Leaving out the pictures, please retype each record exactly.

── PROVIDED ENTRIES

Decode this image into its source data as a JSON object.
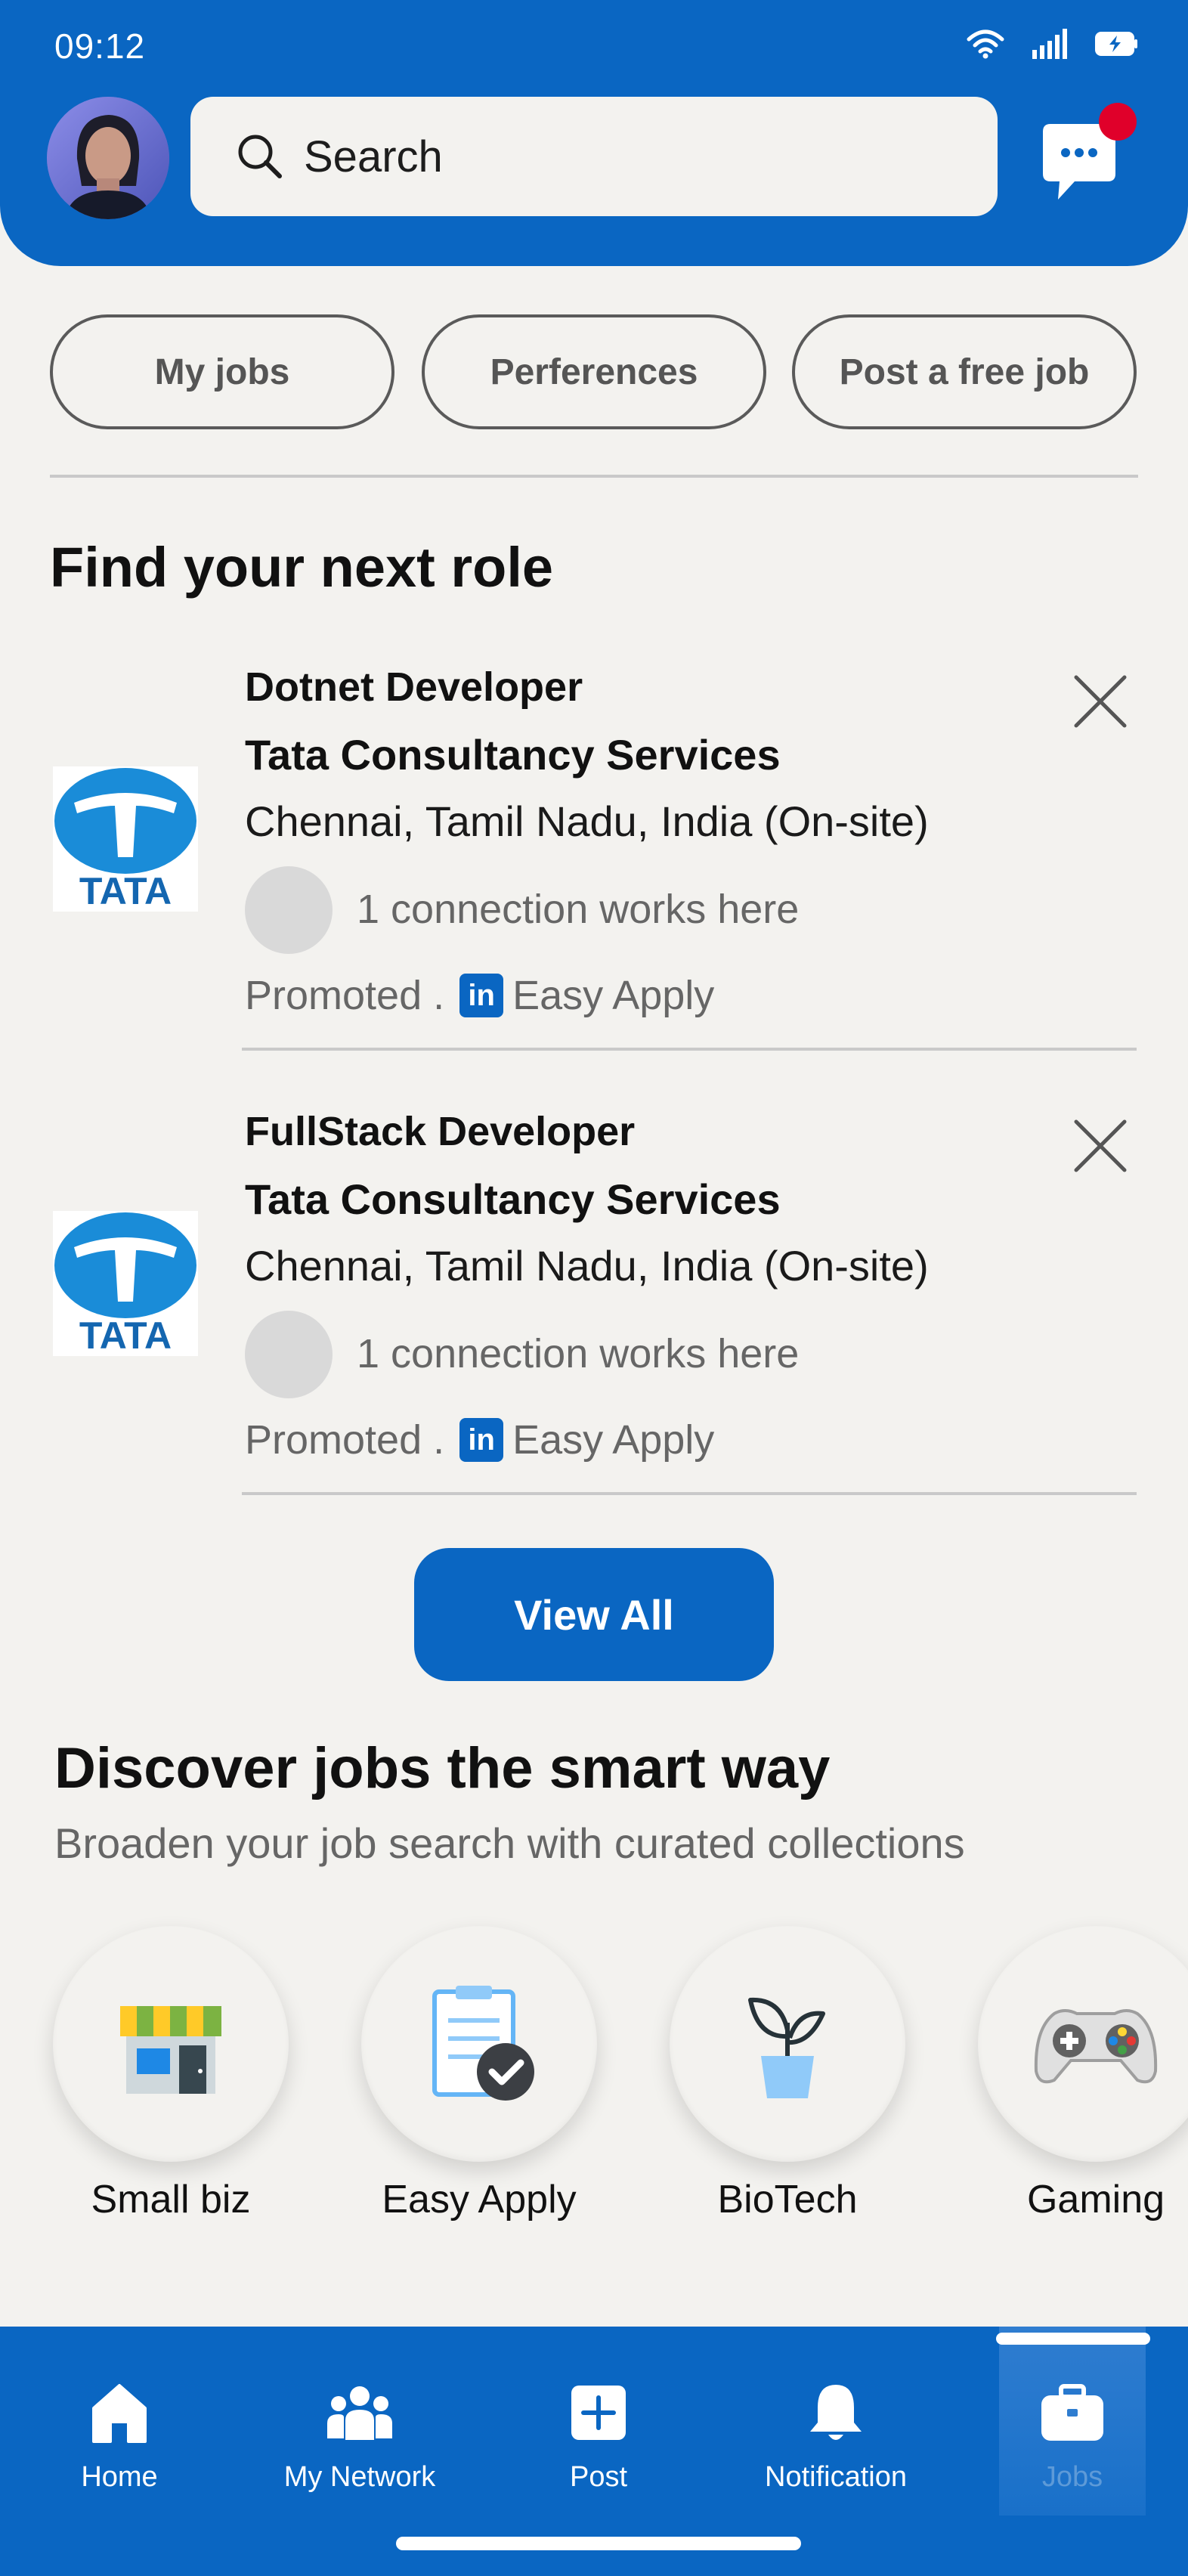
{
  "status_bar": {
    "time": "09:12"
  },
  "header": {
    "search_label": "Search"
  },
  "pills": [
    "My jobs",
    "Perferences",
    "Post a free job"
  ],
  "section_title": "Find your next role",
  "jobs": [
    {
      "title": "Dotnet  Developer",
      "company": "Tata Consultancy Services",
      "location": "Chennai, Tamil Nadu, India (On-site)",
      "connections": "1 connection works here",
      "promoted": "Promoted .",
      "easy_apply": "Easy Apply",
      "logo_text": "TATA"
    },
    {
      "title": "FullStack  Developer",
      "company": "Tata Consultancy Services",
      "location": "Chennai, Tamil Nadu, India (On-site)",
      "connections": "1 connection works here",
      "promoted": "Promoted .",
      "easy_apply": "Easy Apply",
      "logo_text": "TATA"
    }
  ],
  "view_all_label": "View All",
  "discover": {
    "title": "Discover jobs the smart way",
    "subtitle": "Broaden your job search with curated collections",
    "categories": [
      {
        "label": "Small biz",
        "icon": "shop-icon"
      },
      {
        "label": "Easy Apply",
        "icon": "clipboard-check-icon"
      },
      {
        "label": "BioTech",
        "icon": "plant-icon"
      },
      {
        "label": "Gaming",
        "icon": "gamepad-icon"
      }
    ]
  },
  "bottom_nav": {
    "items": [
      {
        "label": "Home",
        "icon": "home-icon"
      },
      {
        "label": "My Network",
        "icon": "network-icon"
      },
      {
        "label": "Post",
        "icon": "post-icon"
      },
      {
        "label": "Notification",
        "icon": "bell-icon"
      },
      {
        "label": "Jobs",
        "icon": "briefcase-icon",
        "active": true
      }
    ]
  },
  "colors": {
    "brand": "#0a66c2",
    "notification_dot": "#e0002a",
    "tata_blue": "#1a8cd8"
  }
}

────

## SOLUTION TO THIS TASK
Decode this image into its source data as a JSON object.
{
  "status_bar": {
    "time": "09:12"
  },
  "header": {
    "search_label": "Search"
  },
  "pills": [
    "My jobs",
    "Perferences",
    "Post a free job"
  ],
  "section_title": "Find your next role",
  "jobs": [
    {
      "title": "Dotnet  Developer",
      "company": "Tata Consultancy Services",
      "location": "Chennai, Tamil Nadu, India (On-site)",
      "connections": "1 connection works here",
      "promoted": "Promoted .",
      "easy_apply": "Easy Apply",
      "logo_text": "TATA"
    },
    {
      "title": "FullStack  Developer",
      "company": "Tata Consultancy Services",
      "location": "Chennai, Tamil Nadu, India (On-site)",
      "connections": "1 connection works here",
      "promoted": "Promoted .",
      "easy_apply": "Easy Apply",
      "logo_text": "TATA"
    }
  ],
  "view_all_label": "View All",
  "discover": {
    "title": "Discover jobs the smart way",
    "subtitle": "Broaden your job search with curated collections",
    "categories": [
      {
        "label": "Small biz",
        "icon": "shop-icon"
      },
      {
        "label": "Easy Apply",
        "icon": "clipboard-check-icon"
      },
      {
        "label": "BioTech",
        "icon": "plant-icon"
      },
      {
        "label": "Gaming",
        "icon": "gamepad-icon"
      }
    ]
  },
  "bottom_nav": {
    "items": [
      {
        "label": "Home",
        "icon": "home-icon"
      },
      {
        "label": "My Network",
        "icon": "network-icon"
      },
      {
        "label": "Post",
        "icon": "post-icon"
      },
      {
        "label": "Notification",
        "icon": "bell-icon"
      },
      {
        "label": "Jobs",
        "icon": "briefcase-icon",
        "active": true
      }
    ]
  },
  "colors": {
    "brand": "#0a66c2",
    "notification_dot": "#e0002a",
    "tata_blue": "#1a8cd8"
  }
}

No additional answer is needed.